The request —
Read through the data and report every line in which the word "câpres" occurs.

##### Provided information

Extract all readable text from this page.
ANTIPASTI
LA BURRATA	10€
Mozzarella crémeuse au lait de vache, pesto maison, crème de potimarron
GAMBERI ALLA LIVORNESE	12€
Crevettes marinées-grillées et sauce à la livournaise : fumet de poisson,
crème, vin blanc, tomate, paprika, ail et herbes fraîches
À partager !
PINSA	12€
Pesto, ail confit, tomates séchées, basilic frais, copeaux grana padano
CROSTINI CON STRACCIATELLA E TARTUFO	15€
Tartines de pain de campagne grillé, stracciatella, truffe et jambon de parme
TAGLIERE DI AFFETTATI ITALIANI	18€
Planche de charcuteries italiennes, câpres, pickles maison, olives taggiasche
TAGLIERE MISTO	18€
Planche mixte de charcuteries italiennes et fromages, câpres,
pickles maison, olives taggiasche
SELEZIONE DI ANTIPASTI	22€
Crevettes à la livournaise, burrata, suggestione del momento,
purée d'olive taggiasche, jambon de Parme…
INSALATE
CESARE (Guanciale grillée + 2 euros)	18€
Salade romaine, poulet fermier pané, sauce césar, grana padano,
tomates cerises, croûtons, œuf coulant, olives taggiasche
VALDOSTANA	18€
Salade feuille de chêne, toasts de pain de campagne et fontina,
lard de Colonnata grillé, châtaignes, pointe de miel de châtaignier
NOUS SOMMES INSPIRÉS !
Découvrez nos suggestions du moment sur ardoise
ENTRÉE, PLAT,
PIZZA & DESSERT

##########

The response —
Planche de charcuteries italiennes, câpres, pickles maison, olives taggiasche
Planche mixte de charcuteries italiennes et fromages, câpres,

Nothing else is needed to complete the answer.